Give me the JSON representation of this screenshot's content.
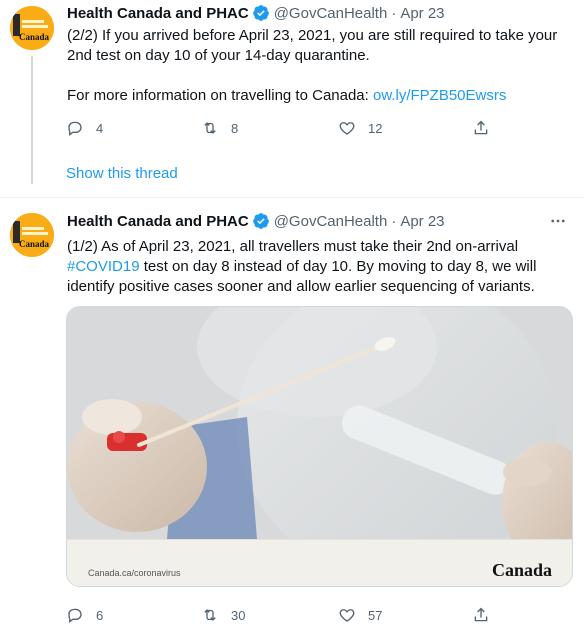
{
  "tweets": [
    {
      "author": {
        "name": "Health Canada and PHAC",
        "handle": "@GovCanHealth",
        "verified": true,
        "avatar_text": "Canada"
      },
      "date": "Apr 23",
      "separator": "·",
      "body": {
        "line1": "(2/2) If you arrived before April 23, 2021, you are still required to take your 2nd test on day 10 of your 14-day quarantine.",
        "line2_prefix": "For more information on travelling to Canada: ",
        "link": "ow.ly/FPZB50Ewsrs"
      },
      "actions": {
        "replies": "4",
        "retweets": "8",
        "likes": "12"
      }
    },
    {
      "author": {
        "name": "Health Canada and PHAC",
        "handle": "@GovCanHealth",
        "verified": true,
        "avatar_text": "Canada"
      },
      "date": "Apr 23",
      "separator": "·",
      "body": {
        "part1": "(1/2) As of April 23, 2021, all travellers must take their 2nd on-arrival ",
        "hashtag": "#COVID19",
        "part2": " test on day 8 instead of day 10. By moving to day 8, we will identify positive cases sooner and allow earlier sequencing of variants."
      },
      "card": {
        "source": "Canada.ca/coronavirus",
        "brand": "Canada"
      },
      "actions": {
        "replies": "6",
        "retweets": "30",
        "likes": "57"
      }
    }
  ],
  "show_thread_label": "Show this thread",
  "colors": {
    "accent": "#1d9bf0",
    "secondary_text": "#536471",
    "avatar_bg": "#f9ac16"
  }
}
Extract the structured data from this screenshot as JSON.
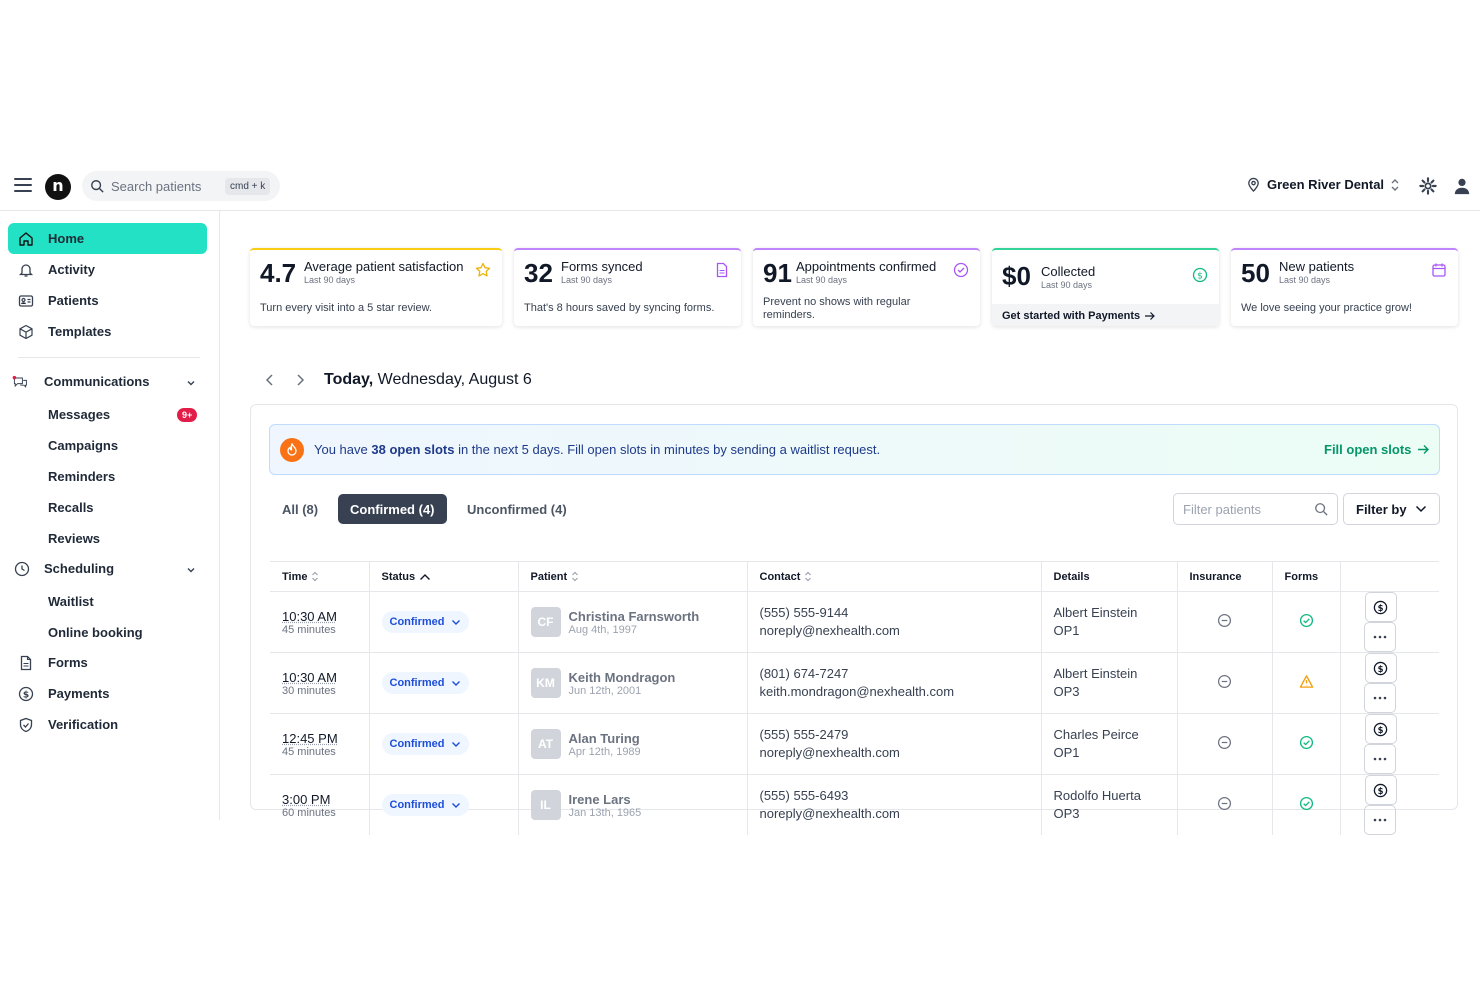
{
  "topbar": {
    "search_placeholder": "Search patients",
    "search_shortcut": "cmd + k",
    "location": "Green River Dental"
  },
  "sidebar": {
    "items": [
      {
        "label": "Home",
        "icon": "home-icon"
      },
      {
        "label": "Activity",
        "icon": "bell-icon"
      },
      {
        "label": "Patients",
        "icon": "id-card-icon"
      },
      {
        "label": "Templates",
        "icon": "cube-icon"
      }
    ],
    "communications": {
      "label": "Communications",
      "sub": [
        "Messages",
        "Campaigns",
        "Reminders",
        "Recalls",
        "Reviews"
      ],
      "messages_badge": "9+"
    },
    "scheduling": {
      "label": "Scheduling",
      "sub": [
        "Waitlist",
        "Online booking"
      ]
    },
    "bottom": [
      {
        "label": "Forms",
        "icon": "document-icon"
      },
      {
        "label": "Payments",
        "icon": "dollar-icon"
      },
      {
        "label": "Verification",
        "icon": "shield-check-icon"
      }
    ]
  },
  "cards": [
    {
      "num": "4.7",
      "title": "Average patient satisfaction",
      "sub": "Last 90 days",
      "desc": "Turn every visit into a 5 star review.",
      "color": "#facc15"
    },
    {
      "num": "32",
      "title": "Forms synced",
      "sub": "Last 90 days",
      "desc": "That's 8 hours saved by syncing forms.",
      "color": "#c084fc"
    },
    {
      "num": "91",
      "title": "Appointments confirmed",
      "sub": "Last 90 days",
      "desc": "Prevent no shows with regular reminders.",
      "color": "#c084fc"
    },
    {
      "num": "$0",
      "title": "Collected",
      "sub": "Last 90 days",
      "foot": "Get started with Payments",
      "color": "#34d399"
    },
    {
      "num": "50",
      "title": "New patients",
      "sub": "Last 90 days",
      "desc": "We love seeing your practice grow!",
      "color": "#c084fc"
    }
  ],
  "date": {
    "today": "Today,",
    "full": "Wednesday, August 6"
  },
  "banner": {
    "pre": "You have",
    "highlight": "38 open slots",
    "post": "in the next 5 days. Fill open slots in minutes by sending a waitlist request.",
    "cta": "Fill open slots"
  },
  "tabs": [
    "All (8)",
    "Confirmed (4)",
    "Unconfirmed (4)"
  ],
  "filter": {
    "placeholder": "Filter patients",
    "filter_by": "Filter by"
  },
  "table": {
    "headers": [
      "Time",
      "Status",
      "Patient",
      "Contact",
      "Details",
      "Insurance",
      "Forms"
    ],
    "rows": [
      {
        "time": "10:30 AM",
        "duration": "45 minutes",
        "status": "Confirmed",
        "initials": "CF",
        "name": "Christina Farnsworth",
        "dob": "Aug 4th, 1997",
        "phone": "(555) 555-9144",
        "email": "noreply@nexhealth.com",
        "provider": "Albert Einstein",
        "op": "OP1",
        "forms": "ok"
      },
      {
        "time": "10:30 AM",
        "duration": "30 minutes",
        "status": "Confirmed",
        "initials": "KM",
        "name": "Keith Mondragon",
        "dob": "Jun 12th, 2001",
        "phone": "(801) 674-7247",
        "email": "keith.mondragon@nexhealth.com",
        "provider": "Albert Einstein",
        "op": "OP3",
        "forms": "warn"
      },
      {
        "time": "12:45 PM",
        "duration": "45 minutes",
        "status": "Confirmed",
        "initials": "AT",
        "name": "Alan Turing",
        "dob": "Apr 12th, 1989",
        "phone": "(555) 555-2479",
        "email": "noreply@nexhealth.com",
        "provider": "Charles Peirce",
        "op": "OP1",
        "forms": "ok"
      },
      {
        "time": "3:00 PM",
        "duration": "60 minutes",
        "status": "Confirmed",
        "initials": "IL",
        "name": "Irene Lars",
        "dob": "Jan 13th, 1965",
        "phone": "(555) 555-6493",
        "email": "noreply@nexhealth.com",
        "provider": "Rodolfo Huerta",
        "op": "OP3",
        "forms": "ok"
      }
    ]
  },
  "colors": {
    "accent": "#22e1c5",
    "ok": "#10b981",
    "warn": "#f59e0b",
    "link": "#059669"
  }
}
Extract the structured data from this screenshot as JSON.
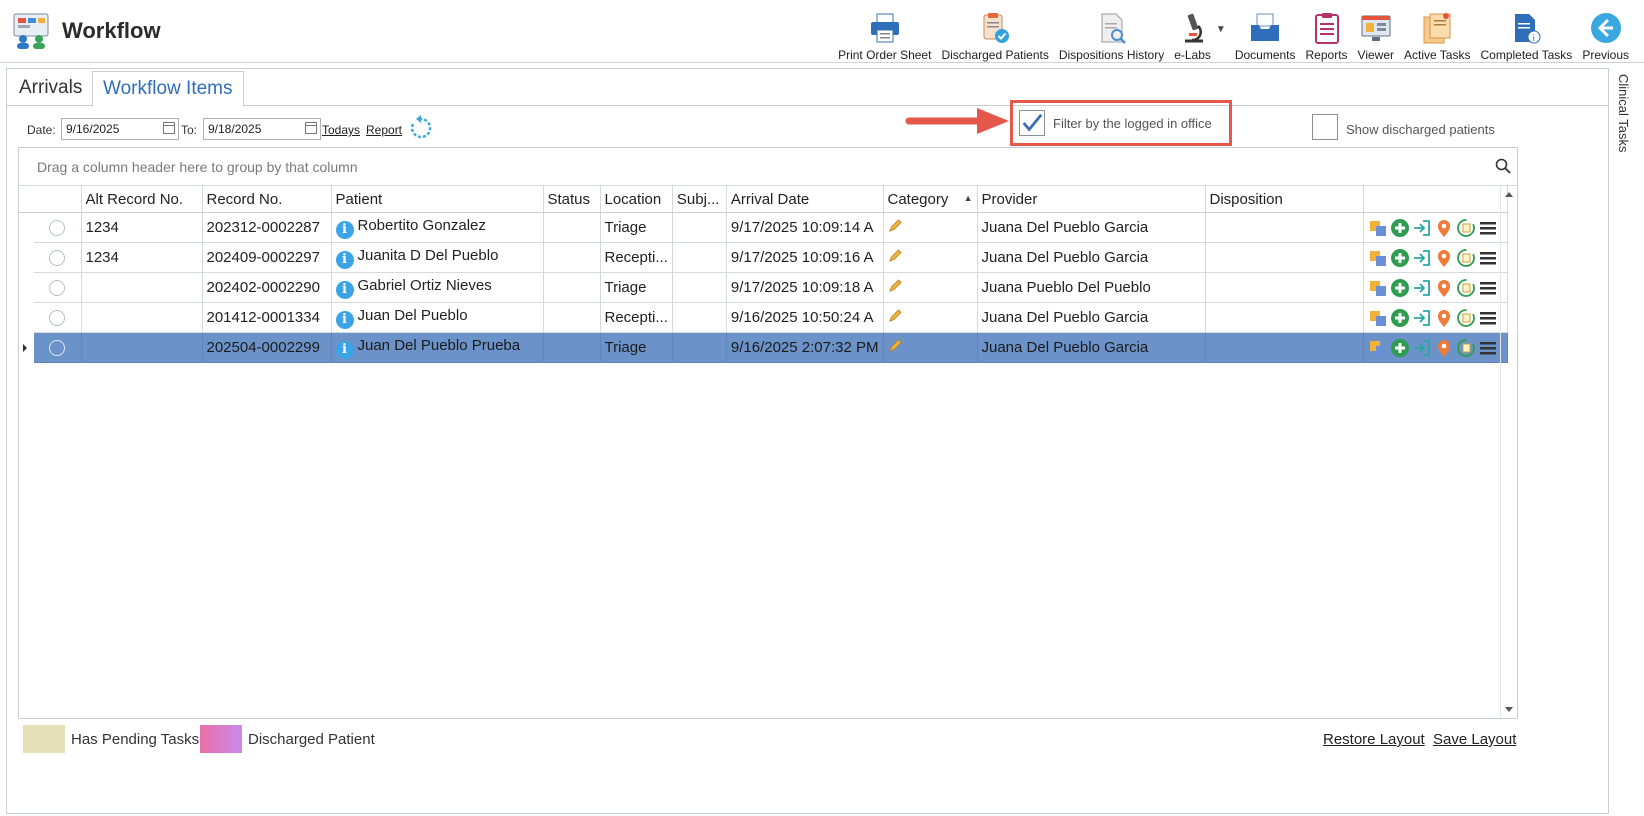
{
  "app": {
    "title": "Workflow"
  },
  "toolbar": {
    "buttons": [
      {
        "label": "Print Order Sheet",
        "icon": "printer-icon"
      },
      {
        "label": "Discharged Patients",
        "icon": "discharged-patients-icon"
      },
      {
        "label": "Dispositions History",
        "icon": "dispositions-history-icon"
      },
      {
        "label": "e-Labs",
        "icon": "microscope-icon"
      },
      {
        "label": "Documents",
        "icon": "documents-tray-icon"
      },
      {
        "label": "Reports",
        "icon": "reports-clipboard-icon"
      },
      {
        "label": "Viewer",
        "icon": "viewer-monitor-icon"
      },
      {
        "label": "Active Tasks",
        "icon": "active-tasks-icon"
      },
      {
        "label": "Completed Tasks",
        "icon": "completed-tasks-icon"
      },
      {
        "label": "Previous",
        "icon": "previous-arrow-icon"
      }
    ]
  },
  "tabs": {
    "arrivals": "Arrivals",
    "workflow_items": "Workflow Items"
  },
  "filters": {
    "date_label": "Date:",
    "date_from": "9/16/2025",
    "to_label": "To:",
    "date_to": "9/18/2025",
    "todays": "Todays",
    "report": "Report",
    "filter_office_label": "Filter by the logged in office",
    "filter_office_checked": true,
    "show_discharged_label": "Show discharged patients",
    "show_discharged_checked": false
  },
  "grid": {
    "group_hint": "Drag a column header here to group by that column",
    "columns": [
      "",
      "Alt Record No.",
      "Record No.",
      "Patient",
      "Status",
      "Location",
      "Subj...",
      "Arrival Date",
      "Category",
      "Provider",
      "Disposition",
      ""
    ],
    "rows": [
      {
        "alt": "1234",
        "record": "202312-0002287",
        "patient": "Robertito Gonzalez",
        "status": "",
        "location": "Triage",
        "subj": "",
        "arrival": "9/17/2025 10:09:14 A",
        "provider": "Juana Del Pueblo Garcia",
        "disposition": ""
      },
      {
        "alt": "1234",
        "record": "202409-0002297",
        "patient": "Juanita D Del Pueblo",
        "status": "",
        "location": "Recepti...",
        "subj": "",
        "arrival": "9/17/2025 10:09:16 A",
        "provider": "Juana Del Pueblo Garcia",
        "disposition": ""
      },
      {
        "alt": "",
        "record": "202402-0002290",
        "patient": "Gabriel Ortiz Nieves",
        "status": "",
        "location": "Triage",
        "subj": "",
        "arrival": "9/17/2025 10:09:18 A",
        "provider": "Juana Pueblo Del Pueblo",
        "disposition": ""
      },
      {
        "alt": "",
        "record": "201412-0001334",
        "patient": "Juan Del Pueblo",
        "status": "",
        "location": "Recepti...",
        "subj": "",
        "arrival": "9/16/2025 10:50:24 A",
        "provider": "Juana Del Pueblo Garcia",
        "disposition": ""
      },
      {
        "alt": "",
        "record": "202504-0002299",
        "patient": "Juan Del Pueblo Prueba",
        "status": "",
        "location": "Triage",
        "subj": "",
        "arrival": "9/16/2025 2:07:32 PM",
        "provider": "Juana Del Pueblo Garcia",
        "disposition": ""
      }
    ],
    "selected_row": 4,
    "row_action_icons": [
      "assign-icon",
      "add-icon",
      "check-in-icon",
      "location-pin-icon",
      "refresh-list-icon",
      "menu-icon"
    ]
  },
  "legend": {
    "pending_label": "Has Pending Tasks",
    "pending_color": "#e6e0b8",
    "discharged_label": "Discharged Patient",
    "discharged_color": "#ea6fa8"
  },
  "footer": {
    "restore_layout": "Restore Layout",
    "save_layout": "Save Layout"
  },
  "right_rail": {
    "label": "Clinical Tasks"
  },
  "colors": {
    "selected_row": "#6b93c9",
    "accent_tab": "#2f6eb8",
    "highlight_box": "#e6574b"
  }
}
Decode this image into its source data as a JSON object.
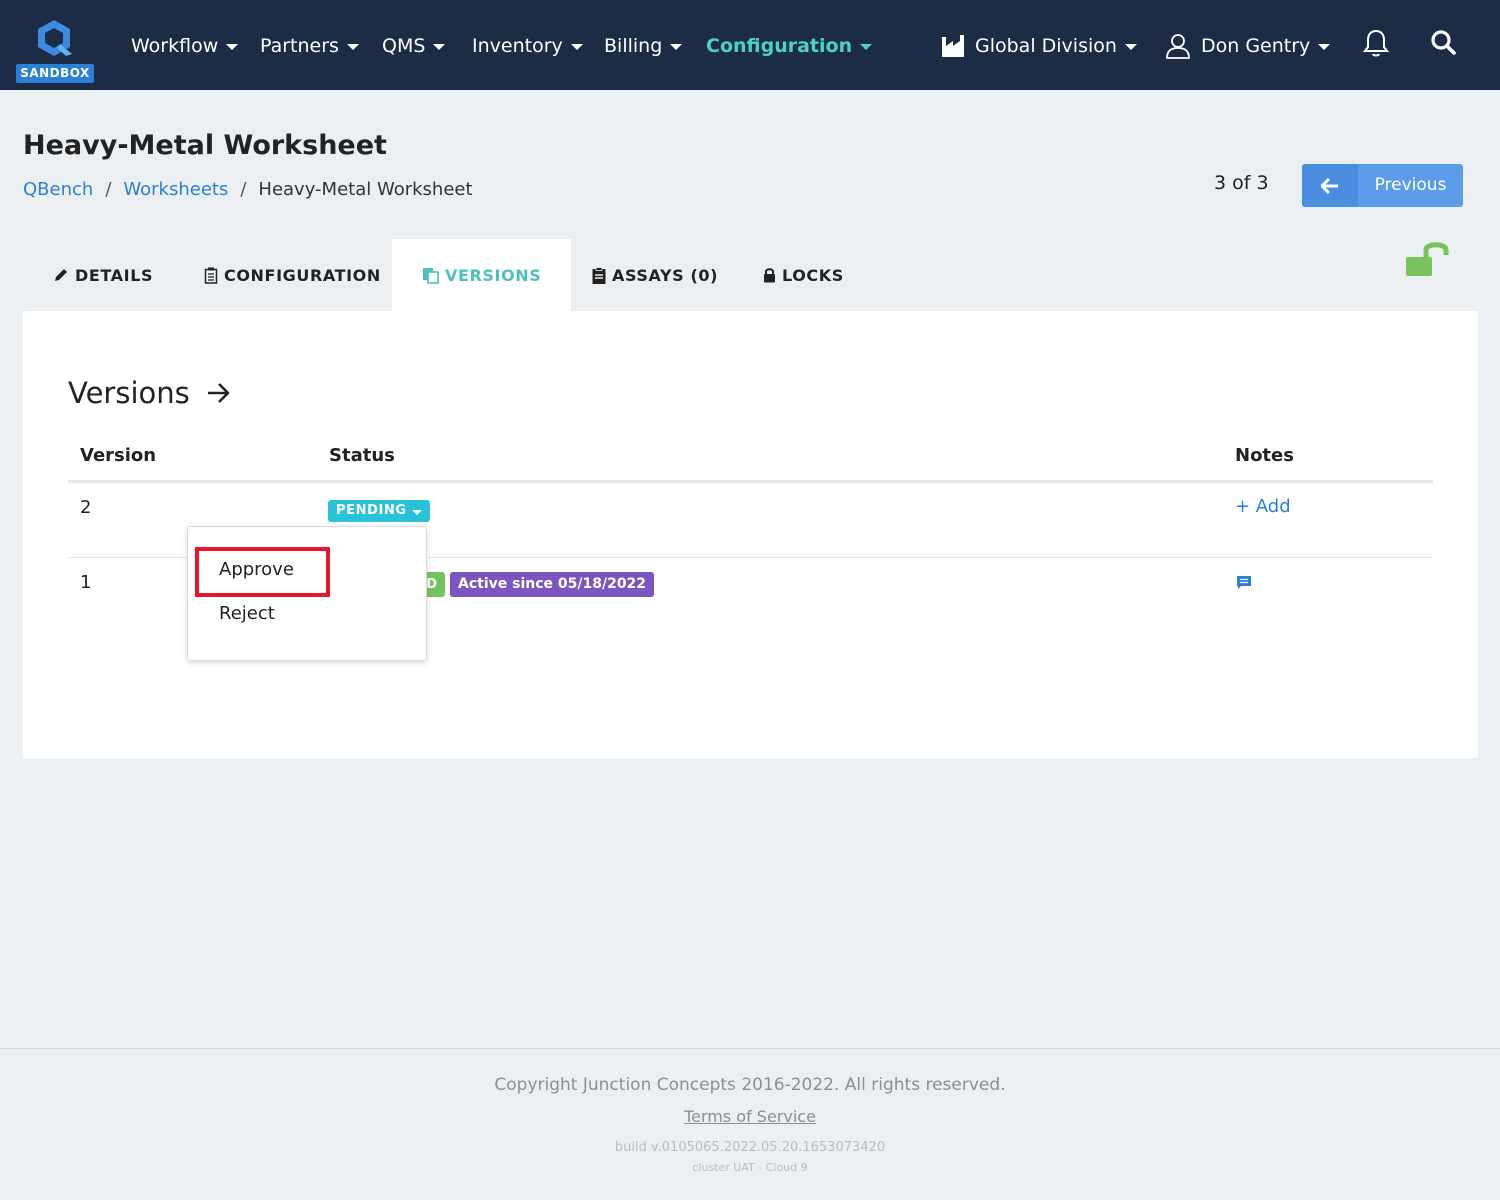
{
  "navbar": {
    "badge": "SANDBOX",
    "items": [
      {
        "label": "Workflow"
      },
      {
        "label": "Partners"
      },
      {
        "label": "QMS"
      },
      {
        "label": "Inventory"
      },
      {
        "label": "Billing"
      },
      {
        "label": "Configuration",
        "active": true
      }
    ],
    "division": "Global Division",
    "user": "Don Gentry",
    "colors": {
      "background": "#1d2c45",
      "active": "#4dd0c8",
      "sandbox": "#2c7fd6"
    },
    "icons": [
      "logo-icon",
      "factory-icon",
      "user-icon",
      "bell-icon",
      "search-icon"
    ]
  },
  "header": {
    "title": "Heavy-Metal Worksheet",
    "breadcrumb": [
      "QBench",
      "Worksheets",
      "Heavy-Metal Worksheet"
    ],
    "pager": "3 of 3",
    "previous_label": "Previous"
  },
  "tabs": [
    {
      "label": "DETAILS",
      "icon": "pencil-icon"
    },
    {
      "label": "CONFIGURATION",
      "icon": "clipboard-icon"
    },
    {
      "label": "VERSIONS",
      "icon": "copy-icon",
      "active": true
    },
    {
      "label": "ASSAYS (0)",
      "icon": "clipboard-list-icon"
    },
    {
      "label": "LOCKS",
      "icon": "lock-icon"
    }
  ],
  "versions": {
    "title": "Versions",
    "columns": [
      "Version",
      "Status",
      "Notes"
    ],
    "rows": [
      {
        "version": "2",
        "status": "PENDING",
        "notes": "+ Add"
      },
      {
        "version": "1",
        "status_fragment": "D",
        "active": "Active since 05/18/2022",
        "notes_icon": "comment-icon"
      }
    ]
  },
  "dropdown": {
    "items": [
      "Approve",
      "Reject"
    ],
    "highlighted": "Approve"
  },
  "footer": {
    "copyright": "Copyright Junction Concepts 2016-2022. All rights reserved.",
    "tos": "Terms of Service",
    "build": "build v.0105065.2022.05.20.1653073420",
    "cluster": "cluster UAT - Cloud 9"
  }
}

....................

## Your objective
Using the material, show each line where the string "clipboard" can be found.

## Exercise result
        "icon": "reports-clipboard-icon"
      "icon": "clipboard-icon"
      "icon": "clipboard-list-icon"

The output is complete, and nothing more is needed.